--- What the task asks ---
Listed below are entries; give the number of lines among them that include "title", and only that number.

- - - - - - -

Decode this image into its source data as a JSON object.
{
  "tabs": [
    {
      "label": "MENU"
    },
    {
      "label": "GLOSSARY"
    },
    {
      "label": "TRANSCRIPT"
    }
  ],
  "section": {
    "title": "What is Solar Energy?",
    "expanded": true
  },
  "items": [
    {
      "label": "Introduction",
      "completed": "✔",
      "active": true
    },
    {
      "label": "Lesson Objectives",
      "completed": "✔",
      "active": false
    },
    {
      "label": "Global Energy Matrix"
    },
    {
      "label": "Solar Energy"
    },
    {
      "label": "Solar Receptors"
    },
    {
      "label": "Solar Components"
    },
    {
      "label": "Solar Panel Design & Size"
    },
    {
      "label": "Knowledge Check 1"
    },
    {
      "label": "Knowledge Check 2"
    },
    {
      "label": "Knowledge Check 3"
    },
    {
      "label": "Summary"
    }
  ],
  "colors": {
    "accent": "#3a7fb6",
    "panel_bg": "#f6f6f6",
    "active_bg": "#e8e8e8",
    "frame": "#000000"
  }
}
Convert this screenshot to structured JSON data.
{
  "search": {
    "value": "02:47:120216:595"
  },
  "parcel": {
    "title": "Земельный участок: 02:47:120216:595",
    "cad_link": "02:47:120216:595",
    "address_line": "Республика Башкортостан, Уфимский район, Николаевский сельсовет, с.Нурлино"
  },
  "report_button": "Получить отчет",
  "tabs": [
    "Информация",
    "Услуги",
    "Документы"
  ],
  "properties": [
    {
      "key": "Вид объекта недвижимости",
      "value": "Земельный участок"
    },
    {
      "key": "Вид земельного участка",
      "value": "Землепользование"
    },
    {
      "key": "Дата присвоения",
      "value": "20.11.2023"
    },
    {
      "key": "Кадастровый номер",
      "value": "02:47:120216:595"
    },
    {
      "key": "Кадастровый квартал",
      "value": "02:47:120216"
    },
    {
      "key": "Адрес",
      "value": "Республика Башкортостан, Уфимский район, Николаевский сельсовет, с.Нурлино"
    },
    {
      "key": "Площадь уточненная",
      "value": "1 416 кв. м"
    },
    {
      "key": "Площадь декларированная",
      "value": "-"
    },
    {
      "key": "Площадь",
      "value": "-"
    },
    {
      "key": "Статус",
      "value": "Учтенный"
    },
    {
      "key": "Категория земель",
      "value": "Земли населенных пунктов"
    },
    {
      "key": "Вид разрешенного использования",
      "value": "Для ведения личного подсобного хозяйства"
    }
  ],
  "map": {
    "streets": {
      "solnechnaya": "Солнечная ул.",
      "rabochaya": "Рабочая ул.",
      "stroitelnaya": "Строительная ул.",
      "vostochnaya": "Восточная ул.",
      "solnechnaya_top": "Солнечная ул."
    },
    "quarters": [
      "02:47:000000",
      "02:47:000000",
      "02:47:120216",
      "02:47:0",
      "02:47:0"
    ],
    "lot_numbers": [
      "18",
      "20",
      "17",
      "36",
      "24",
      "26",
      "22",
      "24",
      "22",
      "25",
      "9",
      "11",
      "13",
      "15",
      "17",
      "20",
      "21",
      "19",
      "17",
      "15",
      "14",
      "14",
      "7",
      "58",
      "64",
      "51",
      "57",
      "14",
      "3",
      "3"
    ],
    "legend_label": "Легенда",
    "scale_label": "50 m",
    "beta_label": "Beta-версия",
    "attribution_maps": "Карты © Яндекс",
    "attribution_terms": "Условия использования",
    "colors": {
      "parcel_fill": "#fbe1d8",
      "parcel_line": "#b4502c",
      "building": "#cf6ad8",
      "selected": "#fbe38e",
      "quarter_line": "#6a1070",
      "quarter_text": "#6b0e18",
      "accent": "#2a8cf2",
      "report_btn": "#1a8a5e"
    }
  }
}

- - - - - - -

--- Response to the exercise ---
2